::: Provided records
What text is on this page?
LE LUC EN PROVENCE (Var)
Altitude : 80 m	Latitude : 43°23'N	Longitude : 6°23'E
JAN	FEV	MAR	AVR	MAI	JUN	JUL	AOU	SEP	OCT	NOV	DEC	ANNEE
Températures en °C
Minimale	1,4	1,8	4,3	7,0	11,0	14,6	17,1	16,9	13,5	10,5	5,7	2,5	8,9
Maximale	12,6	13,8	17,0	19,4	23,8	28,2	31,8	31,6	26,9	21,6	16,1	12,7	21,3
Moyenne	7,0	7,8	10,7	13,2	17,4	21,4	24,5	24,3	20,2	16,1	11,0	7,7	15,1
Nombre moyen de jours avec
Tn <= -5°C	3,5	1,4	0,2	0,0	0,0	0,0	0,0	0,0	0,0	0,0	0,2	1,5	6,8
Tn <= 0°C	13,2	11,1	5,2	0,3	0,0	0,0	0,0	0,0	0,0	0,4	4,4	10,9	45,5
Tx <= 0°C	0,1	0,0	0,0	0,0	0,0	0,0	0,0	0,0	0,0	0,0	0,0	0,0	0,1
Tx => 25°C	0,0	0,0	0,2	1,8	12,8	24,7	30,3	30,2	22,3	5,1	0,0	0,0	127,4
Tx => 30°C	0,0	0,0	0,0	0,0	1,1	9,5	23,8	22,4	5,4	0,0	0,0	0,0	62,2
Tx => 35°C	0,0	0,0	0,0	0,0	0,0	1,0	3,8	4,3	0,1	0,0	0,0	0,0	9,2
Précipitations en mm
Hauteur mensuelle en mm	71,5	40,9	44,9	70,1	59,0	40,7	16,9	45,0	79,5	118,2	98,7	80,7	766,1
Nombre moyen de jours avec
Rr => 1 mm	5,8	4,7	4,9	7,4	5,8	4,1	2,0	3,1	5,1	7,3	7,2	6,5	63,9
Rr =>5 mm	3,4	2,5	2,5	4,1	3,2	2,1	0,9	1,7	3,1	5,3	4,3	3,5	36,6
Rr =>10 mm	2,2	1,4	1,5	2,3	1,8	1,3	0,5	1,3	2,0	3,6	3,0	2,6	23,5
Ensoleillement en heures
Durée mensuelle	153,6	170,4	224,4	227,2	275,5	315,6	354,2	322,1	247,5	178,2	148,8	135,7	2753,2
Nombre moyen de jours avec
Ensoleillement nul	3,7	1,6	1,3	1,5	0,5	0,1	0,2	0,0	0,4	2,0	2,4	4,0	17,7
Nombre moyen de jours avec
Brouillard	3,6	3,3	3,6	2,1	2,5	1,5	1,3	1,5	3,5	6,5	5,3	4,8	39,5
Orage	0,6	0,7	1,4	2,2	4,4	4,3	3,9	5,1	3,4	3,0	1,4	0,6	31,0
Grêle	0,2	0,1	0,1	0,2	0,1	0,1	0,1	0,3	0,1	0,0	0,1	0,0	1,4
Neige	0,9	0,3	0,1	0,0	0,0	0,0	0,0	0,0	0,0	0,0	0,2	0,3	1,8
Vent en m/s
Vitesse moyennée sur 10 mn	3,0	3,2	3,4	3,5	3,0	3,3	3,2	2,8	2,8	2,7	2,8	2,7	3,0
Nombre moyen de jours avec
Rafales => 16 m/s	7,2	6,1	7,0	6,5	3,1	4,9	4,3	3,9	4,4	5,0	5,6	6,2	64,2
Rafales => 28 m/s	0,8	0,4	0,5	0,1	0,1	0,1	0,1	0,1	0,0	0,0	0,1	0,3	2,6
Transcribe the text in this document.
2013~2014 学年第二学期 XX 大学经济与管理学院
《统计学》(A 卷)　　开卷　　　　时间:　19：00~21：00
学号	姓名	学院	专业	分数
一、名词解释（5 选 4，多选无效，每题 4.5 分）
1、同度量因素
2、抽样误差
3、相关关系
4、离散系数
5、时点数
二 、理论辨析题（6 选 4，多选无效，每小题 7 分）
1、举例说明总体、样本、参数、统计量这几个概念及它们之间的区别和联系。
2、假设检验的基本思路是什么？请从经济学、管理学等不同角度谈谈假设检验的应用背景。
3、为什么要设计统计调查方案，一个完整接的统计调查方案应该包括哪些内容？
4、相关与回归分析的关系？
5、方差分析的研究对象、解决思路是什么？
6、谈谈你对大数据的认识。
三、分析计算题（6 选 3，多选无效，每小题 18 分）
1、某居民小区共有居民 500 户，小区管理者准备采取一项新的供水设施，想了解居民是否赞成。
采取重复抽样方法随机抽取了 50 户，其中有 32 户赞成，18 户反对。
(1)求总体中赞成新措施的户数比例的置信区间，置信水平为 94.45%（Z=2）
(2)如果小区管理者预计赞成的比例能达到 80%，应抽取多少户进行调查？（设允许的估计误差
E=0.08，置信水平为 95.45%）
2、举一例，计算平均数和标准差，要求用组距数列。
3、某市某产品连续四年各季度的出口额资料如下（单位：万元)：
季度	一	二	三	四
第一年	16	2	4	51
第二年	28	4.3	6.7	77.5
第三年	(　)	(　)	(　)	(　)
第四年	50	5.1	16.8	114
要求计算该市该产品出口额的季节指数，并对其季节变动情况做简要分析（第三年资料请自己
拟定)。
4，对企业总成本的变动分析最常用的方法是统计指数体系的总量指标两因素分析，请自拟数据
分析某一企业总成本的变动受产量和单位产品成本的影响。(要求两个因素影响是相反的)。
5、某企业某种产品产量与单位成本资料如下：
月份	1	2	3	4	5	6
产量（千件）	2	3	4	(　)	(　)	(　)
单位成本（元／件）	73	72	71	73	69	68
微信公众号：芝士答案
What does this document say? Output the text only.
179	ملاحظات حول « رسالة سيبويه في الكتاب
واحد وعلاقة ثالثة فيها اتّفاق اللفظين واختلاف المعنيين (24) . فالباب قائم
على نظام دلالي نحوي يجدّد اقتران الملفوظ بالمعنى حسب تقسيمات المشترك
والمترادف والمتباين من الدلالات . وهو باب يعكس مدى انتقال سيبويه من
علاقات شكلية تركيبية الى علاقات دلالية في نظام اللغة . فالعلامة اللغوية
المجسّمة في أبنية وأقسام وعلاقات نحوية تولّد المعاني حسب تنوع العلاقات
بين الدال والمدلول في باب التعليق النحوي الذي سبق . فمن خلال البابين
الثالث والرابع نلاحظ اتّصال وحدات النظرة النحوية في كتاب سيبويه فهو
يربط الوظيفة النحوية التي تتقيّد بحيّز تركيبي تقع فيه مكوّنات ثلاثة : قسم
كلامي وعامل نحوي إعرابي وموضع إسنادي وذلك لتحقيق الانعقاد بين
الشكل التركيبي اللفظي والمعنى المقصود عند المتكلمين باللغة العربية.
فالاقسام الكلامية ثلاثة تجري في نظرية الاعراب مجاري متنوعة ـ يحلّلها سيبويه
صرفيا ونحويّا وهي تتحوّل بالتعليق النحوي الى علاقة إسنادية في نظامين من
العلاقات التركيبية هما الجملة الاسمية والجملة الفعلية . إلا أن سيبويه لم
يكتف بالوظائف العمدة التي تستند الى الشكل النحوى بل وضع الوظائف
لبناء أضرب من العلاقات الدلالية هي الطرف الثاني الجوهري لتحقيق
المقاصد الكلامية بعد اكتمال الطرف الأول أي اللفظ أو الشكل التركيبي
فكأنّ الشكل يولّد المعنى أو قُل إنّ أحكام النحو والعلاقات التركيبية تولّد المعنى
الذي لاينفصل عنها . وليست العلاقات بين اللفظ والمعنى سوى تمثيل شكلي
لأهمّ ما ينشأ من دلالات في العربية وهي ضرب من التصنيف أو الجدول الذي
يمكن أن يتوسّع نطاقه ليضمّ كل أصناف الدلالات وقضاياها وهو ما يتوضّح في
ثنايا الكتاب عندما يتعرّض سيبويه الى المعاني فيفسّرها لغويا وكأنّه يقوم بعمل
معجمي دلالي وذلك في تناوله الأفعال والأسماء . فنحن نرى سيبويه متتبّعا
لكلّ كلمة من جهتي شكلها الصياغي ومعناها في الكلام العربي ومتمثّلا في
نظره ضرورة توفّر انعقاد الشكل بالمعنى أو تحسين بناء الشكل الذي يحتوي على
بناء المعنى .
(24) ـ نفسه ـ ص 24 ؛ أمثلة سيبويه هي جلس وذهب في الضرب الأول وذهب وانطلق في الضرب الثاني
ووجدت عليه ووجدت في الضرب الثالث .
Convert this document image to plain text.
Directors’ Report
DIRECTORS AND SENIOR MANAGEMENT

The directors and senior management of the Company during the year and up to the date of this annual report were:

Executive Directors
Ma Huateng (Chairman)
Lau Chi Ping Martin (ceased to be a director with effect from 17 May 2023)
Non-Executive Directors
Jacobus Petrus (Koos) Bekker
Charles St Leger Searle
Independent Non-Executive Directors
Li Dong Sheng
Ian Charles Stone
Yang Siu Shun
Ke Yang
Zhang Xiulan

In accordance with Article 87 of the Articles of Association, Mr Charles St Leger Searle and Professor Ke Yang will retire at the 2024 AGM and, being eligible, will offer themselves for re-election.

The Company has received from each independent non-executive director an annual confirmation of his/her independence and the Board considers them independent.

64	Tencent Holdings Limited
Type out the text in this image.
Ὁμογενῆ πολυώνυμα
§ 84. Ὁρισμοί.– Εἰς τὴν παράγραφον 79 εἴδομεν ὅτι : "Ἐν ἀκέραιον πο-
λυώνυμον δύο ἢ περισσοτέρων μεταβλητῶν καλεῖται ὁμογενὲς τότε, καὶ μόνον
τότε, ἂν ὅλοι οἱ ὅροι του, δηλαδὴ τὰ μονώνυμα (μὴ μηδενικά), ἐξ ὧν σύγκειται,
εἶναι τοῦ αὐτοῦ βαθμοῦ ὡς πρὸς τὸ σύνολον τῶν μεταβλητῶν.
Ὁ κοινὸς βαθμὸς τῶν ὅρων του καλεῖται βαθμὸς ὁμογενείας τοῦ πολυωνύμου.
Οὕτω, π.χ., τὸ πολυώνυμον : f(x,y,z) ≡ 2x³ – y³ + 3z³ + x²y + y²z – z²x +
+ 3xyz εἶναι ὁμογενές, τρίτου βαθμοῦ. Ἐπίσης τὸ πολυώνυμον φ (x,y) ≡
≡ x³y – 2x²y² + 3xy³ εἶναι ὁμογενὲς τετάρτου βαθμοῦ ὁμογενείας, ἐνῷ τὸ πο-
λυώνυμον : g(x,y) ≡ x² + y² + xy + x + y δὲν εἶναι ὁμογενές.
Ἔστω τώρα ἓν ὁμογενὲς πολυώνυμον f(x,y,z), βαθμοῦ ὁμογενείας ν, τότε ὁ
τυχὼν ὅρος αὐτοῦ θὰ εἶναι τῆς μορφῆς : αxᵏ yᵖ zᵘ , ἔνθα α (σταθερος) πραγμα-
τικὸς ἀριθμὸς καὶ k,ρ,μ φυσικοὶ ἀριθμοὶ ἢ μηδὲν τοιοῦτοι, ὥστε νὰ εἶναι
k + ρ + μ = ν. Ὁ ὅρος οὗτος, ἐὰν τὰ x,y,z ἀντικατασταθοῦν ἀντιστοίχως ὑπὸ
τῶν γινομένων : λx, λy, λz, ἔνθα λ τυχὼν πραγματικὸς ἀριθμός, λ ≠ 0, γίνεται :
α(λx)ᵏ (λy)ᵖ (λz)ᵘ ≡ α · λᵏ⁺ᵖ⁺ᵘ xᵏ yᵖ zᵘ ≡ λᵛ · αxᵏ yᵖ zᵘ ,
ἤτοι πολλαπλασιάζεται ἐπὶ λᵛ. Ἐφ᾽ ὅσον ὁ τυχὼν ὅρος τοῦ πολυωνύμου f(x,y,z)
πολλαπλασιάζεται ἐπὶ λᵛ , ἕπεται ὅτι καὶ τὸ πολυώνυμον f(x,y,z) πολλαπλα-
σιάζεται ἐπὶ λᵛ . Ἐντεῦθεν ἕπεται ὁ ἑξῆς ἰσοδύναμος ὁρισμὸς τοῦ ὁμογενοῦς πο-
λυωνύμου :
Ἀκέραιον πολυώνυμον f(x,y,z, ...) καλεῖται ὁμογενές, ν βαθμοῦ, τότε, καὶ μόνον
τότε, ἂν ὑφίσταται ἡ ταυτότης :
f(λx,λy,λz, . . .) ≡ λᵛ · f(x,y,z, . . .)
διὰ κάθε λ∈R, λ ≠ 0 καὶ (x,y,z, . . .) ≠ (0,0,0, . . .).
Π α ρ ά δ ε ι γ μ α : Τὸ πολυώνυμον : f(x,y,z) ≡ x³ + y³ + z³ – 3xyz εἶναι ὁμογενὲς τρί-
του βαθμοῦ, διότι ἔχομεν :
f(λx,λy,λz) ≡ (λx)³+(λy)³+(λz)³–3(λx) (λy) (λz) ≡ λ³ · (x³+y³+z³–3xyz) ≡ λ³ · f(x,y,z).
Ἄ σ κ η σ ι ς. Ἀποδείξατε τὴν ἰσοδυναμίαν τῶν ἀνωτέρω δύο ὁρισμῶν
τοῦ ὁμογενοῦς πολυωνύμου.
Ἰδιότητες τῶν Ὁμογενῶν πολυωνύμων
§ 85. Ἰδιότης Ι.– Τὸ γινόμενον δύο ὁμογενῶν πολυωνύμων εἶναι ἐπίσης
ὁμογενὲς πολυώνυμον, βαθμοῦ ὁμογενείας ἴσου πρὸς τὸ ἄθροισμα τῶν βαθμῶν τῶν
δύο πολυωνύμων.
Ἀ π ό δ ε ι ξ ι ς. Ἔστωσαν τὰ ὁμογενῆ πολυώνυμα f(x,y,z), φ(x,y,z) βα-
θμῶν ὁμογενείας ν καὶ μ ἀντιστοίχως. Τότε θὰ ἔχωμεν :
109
::::::
- Aim of the exercise
Find each line that has the word "多选无效", then copy it out.

- The completed task
一、名词解释（5 选 4，多选无效，每题 4.5 分）
二 、理论辨析题（6 选 4，多选无效，每小题 7 分）
三、分析计算题（6 选 3，多选无效，每小题 18 分）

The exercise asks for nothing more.